• WORK TO BE COMPLETED:
From the listing below, pull out all lines with "color" in them.
※
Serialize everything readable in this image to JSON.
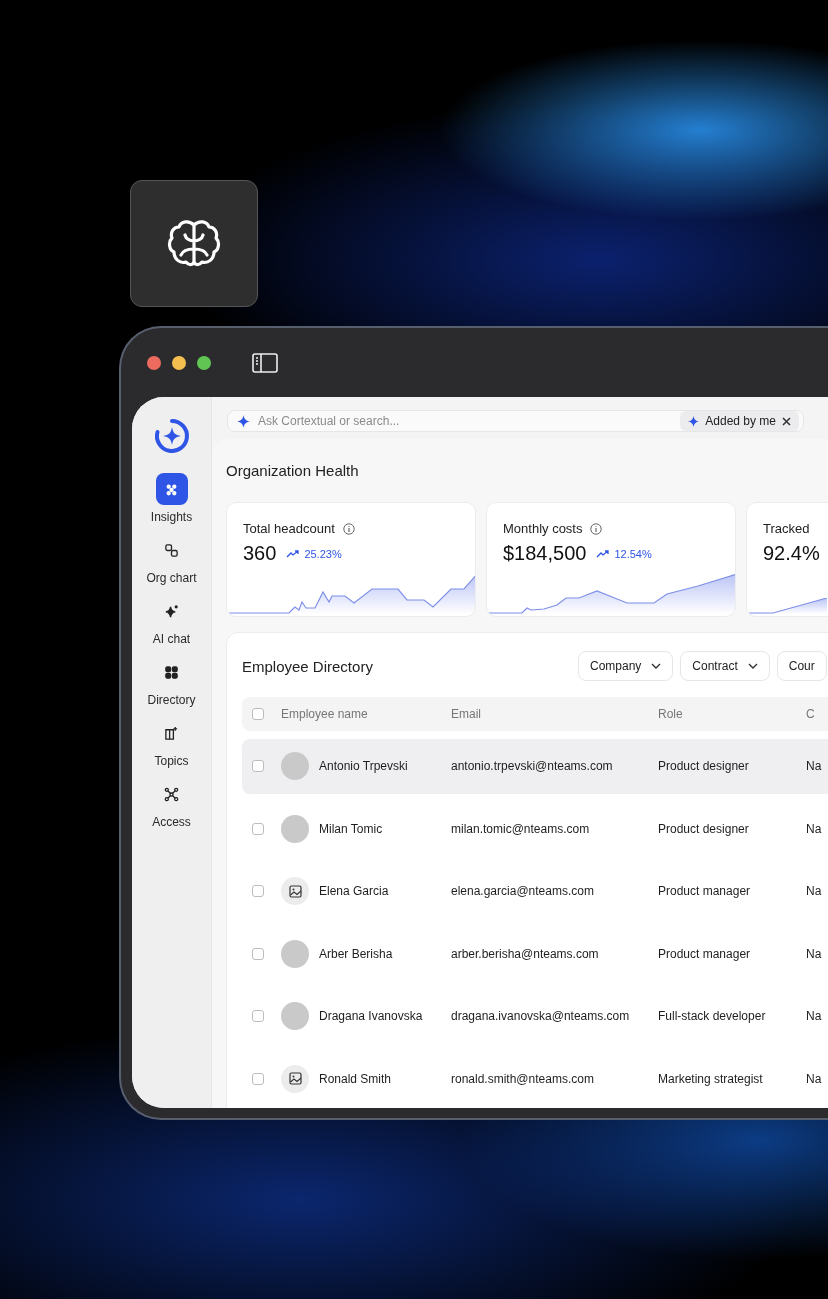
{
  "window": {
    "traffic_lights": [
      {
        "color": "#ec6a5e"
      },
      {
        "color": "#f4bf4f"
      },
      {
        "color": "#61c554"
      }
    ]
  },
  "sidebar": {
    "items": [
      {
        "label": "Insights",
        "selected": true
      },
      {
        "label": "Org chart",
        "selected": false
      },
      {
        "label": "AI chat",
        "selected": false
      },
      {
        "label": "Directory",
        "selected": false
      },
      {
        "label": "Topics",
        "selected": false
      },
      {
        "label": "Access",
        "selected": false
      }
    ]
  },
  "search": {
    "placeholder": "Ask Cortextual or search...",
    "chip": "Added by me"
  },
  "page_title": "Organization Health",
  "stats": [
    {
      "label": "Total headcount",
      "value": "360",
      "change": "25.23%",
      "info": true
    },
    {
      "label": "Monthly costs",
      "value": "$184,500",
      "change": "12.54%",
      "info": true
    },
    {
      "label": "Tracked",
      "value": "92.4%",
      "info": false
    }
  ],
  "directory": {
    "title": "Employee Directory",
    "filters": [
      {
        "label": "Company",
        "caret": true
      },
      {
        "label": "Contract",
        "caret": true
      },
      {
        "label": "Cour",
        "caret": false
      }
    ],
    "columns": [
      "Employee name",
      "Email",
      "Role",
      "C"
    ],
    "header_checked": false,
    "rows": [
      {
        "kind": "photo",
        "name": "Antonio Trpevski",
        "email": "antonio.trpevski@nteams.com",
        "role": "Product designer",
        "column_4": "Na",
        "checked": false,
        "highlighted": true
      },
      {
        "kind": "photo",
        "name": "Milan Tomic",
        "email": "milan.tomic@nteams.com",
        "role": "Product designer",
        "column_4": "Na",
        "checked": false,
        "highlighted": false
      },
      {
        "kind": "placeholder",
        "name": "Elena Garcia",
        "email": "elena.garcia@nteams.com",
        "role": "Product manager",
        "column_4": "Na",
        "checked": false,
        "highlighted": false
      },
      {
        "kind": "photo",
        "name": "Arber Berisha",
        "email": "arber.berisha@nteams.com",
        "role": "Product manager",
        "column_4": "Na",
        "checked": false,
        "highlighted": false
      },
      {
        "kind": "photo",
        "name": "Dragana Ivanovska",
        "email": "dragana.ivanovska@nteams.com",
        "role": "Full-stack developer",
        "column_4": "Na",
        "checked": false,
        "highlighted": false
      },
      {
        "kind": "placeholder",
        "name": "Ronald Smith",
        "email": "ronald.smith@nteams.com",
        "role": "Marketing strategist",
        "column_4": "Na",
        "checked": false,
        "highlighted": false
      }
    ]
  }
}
※
• EXERCISE OUTPUT:
        "color": "#ec6a5e"
        "color": "#f4bf4f"
        "color": "#61c554"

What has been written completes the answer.